### What is asked
Return only the count of lines in which the word "Nova" appears.

Stored data entries:
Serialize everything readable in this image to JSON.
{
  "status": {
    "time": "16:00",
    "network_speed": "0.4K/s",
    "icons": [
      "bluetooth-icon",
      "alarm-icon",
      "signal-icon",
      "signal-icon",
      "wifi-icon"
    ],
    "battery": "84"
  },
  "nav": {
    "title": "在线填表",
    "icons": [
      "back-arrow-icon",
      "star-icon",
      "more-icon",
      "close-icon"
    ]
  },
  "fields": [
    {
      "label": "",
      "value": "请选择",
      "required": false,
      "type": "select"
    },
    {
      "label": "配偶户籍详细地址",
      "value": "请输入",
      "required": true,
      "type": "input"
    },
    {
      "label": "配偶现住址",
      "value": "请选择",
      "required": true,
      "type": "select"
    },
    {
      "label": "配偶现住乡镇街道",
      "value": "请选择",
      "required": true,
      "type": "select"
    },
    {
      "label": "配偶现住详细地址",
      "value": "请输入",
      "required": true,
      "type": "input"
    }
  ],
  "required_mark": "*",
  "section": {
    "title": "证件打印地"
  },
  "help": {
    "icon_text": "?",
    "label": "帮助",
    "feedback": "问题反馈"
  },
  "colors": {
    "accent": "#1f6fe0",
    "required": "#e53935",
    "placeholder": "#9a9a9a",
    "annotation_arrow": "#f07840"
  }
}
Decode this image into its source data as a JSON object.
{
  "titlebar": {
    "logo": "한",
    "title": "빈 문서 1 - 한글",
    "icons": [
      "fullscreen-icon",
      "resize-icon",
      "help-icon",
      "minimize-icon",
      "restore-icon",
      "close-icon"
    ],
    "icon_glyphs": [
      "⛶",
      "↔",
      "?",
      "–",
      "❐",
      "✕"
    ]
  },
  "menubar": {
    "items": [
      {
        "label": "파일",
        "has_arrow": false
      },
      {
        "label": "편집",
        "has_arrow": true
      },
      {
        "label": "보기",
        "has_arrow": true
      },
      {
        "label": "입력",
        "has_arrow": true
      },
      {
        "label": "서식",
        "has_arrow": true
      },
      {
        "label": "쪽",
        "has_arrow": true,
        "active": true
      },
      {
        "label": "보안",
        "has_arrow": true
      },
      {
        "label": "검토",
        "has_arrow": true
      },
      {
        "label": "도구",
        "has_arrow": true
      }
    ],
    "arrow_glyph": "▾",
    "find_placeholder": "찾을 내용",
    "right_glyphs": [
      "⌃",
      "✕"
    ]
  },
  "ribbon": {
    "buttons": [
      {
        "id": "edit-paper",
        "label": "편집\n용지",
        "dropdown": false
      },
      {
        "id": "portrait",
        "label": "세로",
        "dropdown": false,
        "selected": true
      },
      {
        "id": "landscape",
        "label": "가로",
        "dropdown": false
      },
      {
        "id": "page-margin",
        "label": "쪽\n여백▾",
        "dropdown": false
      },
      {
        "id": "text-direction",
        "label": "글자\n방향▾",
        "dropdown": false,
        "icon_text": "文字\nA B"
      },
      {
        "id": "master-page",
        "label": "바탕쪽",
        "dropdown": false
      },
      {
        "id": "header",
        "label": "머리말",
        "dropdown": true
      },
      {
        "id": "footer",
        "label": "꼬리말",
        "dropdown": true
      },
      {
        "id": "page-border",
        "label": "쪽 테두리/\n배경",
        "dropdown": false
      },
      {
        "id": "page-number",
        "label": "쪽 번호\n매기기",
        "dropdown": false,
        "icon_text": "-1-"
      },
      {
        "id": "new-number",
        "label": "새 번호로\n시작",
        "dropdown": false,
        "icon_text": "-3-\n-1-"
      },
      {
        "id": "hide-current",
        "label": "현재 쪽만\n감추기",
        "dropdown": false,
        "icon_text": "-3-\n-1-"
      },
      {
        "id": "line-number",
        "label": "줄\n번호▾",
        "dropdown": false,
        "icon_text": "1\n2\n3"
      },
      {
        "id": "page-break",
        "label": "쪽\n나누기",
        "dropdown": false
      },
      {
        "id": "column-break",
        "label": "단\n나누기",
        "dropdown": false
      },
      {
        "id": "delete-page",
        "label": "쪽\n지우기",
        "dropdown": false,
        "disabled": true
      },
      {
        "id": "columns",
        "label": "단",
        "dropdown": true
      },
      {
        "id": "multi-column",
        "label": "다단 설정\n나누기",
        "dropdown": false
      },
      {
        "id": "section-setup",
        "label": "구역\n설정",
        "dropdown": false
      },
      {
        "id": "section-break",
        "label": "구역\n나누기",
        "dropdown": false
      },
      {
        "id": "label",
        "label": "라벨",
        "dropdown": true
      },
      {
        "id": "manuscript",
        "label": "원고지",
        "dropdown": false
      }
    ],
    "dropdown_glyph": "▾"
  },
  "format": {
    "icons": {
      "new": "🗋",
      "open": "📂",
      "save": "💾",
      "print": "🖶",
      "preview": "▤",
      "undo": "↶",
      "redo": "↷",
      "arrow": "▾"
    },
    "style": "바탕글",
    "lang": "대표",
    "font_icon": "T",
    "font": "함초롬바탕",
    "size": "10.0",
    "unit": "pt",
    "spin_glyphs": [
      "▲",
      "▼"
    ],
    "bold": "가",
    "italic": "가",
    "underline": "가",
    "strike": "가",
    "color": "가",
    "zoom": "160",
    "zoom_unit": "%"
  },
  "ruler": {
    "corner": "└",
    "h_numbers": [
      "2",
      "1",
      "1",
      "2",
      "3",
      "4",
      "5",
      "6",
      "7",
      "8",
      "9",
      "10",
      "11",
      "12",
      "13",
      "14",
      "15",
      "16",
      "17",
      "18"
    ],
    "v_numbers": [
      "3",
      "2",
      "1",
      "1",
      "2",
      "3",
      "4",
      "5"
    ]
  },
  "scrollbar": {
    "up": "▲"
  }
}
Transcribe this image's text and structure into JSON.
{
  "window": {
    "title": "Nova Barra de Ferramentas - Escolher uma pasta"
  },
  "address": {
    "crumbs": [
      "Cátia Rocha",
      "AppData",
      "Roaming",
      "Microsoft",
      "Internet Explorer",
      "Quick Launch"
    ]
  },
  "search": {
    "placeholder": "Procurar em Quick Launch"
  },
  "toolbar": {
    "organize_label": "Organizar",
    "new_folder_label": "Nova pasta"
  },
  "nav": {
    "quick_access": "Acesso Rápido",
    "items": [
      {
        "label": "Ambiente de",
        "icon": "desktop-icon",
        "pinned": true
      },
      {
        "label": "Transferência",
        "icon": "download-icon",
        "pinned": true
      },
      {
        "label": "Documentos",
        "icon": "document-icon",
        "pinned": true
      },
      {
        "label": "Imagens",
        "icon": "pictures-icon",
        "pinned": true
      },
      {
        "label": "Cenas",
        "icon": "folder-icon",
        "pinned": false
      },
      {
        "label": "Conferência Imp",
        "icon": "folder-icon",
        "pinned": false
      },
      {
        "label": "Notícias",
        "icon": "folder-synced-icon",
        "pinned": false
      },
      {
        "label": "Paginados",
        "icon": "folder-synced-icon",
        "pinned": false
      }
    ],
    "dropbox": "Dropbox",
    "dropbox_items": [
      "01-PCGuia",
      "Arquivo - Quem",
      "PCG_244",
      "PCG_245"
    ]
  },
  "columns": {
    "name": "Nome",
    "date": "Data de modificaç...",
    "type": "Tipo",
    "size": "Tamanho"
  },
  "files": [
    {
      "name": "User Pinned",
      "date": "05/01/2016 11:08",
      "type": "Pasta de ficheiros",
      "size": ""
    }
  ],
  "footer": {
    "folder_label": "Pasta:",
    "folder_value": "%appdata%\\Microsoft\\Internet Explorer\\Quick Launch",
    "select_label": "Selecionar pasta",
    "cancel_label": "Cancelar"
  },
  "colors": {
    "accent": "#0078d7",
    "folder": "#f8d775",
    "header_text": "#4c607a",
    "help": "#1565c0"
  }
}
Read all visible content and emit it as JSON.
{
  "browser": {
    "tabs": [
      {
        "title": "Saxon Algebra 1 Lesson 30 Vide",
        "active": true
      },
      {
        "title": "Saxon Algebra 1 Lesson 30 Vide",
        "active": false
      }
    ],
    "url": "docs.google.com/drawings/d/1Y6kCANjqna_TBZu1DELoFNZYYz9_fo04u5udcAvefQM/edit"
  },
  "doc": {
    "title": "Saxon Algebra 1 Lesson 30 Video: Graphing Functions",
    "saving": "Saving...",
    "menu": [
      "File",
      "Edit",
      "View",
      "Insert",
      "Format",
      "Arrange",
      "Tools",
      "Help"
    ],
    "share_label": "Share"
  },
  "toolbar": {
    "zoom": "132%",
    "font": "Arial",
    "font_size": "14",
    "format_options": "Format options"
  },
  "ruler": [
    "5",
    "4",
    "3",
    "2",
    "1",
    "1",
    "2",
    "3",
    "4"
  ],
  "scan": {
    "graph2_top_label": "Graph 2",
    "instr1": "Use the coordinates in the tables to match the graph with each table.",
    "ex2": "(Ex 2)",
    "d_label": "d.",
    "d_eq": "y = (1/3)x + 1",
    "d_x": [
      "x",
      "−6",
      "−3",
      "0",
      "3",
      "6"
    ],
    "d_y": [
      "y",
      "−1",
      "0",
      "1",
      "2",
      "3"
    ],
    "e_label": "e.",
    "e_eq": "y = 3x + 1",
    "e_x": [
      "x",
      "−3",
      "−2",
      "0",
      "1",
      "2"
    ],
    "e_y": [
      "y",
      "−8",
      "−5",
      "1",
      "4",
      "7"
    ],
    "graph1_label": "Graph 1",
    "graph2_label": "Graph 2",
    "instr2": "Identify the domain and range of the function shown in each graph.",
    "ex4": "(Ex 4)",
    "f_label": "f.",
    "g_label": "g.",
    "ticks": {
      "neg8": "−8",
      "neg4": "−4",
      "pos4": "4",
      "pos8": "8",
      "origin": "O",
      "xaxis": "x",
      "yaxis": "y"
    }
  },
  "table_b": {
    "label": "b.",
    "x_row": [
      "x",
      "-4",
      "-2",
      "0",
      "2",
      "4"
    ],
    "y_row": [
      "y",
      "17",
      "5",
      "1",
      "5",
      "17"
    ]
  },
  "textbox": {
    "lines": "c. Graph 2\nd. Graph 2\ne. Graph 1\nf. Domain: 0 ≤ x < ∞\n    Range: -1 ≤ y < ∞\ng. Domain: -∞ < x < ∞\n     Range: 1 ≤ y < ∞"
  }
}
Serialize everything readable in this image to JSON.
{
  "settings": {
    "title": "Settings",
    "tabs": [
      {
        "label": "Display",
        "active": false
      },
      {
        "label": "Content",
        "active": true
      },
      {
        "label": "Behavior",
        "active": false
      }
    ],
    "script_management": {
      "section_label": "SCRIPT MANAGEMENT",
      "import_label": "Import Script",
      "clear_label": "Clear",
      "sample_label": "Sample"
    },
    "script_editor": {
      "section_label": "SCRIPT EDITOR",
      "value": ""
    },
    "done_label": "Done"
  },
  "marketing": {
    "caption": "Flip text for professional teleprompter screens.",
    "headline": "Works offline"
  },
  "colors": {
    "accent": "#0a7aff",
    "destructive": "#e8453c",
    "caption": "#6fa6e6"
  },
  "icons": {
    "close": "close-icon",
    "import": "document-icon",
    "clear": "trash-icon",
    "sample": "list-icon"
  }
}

### Solution for this task
2